* begin PROVIDED MATERIAL *

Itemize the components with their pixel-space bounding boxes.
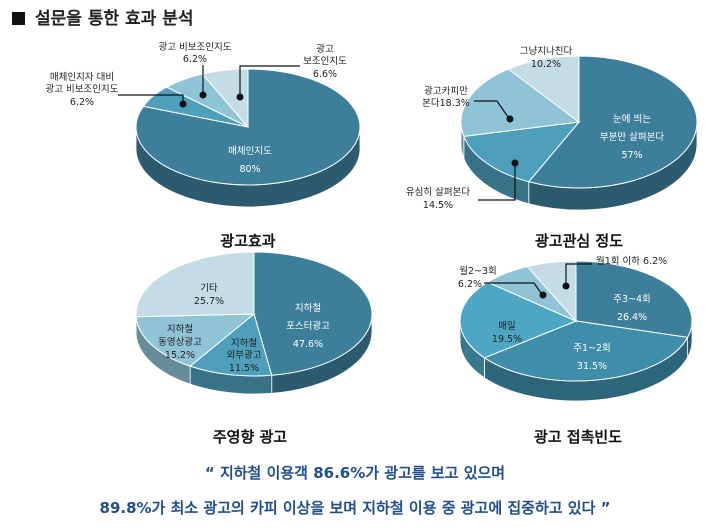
- pie0-label-1b: 광고 비보조인지도: [46, 83, 119, 95]
- pie2-value-3: 25.7%: [194, 296, 224, 307]
- pie3-caption: 광고 접촉빈도: [534, 428, 622, 446]
- pie2-label-3: 기타: [200, 283, 218, 294]
- pie1-label-2a: 광고카피만: [424, 85, 468, 97]
- pie3-slice-0: [575, 260, 693, 338]
- pie1-label-0a: 눈에 띄는: [613, 114, 651, 125]
- pie2-caption: 주영향 광고: [213, 428, 287, 446]
- page-title: 설문을 통한 효과 분석: [12, 4, 194, 29]
- pie3-label-3: 월2~3회: [459, 265, 497, 277]
- pie3-label-2: 매일: [498, 321, 515, 332]
- quote-line-2: 89.8%가 최소 광고의 카피 이상을 보며 지하철 이용 중 광고에 집중하…: [99, 499, 611, 517]
- quote-line-1: “ 지하철 이용객 86.6%가 광고를 보고 있으며: [204, 464, 506, 482]
- pie-chart-ad-effect: 매체인지도 80% 매체인지자 대비 광고 비보조인지도 6.2% 광고 비보조…: [46, 41, 361, 250]
- pie3-label-4: 월1회 이하 6.2%: [596, 255, 667, 267]
- pie2-value-0: 47.6%: [293, 339, 323, 350]
- pie1-slice-1: [463, 121, 581, 183]
- pie1-label-0b: 부분만 살펴본다: [600, 132, 664, 143]
- pie3-dot-4: [562, 282, 570, 290]
- pie0-label-3a: 광고: [316, 43, 334, 55]
- pie3-leader-3: [484, 282, 542, 294]
- pie1-value-0: 57%: [621, 150, 642, 161]
- pie1-label-3: 그냥지나친다: [520, 46, 573, 57]
- pie2-label-1b: 외부광고: [227, 349, 262, 361]
- pie0-value-3: 6.6%: [313, 69, 337, 80]
- pie2-slices: [135, 251, 373, 395]
- pie0-caption: 광고효과: [220, 232, 275, 250]
- pie3-value-1: 31.5%: [577, 361, 607, 372]
- page-title-text: 설문을 통한 효과 분석: [35, 9, 194, 29]
- pie2-label-2b: 동영상광고: [158, 336, 202, 348]
- pie0-leader-3: [239, 65, 300, 94]
- pie1-leader-1: [478, 166, 516, 201]
- pie2-slice-2: [135, 313, 256, 367]
- pie3-label-0: 주3~4회: [613, 294, 651, 305]
- pie2-label-1a: 지하철: [231, 337, 257, 349]
- pie1-dot-2: [506, 115, 514, 123]
- pie2-label-0b: 포스터광고: [286, 320, 330, 332]
- pie1-slices: [460, 55, 698, 211]
- pie2-slice-1: [189, 313, 273, 377]
- pie0-value-2: 6.2%: [183, 54, 207, 65]
- pie-chart-ad-interest: 눈에 띄는 부분만 살펴본다 57% 유심히 살펴본다 14.5% 광고카피만 …: [406, 46, 698, 250]
- pie0-label-1a: 매체인지자 대비: [50, 72, 114, 83]
- pie0-dot-1: [179, 100, 187, 108]
- pie3-slice-1: [483, 320, 689, 382]
- pie3-dot-3: [539, 291, 547, 299]
- pie0-dot-3: [236, 93, 244, 101]
- pie3-slice-4: [526, 260, 577, 323]
- pie0-value-1: 6.2%: [70, 97, 94, 108]
- pie3-label-1: 주1~2회: [573, 343, 611, 354]
- pie1-slice-0: [527, 55, 698, 189]
- pie3-slices: [459, 260, 693, 402]
- pie2-value-1: 11.5%: [229, 363, 259, 374]
- pie1-leader-2: [474, 100, 509, 118]
- pie1-slice-3: [507, 55, 580, 123]
- pie0-dot-2: [199, 91, 207, 99]
- pie1-dot-1: [511, 159, 519, 167]
- pie0-label-3b: 보조인지도: [303, 56, 347, 67]
- pie0-label-0: 매체인지도: [228, 146, 272, 157]
- pie2-slice-0: [253, 251, 373, 376]
- pie0-value-0: 80%: [239, 164, 260, 175]
- pie3-leader-4: [565, 263, 592, 283]
- pie1-caption: 광고관심 정도: [535, 232, 623, 250]
- pie1-value-3: 10.2%: [531, 59, 561, 70]
- pie0-slices: [135, 68, 361, 208]
- pie-chart-contact-frequency: 주3~4회 26.4% 주1~2회 31.5% 매일 19.5% 월2~3회 6…: [458, 255, 693, 446]
- pie2-label-2a: 지하철: [167, 323, 193, 335]
- pie3-value-0: 26.4%: [617, 312, 647, 323]
- pie1-slice-2: [460, 68, 581, 137]
- pie3-slice-2: [459, 281, 578, 359]
- pie1-label-2b: 본다18.3%: [422, 98, 470, 109]
- square-bullet-icon: [12, 12, 25, 25]
- pie3-value-3: 6.2%: [458, 279, 482, 290]
- pie2-slice-3: [135, 251, 255, 318]
- pie1-value-1: 14.5%: [423, 200, 453, 211]
- pie0-label-2: 광고 비보조인지도: [159, 41, 232, 53]
- pie2-value-2: 15.2%: [165, 350, 195, 361]
- pie2-label-0a: 지하철: [295, 302, 321, 314]
- pie1-label-1: 유심히 살펴본다: [406, 187, 470, 198]
- pie3-value-2: 19.5%: [492, 334, 522, 345]
- pie0-leader-1: [118, 94, 184, 103]
- pie-chart-main-influence: 지하철 포스터광고 47.6% 지하철 외부광고 11.5% 지하철 동영상광고…: [135, 251, 373, 446]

* end PROVIDED MATERIAL *

Count how many lines of the records above contain the string "매체인지자". Give only the number.

2